**Exercise brief**
Among the following entries, count the lines that contain "stroje" and report only the result.

**Given entries**

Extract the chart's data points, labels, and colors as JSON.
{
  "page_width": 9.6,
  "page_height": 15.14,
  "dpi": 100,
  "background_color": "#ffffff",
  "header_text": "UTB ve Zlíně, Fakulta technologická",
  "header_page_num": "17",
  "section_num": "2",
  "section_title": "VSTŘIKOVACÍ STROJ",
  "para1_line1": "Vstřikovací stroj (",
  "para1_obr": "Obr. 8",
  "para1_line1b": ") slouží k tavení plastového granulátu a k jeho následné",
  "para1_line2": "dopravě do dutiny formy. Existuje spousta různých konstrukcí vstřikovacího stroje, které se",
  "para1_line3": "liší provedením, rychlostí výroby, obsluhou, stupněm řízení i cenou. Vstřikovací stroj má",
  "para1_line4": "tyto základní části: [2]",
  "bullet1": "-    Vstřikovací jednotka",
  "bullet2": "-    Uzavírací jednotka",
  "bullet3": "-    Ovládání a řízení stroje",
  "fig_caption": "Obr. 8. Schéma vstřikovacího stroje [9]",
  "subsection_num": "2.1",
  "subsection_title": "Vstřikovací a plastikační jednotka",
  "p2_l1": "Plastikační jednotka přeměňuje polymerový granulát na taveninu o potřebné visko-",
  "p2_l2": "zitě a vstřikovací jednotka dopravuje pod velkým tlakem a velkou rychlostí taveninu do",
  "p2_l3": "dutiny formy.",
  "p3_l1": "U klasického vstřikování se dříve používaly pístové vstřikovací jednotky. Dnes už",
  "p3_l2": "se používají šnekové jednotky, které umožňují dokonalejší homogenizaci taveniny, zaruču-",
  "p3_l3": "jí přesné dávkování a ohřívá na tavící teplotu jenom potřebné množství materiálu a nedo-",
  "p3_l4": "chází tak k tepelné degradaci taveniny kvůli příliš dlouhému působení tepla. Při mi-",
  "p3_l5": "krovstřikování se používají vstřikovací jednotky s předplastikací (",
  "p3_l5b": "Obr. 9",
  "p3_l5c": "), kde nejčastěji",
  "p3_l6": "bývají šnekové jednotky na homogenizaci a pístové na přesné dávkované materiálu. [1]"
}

**The response**
3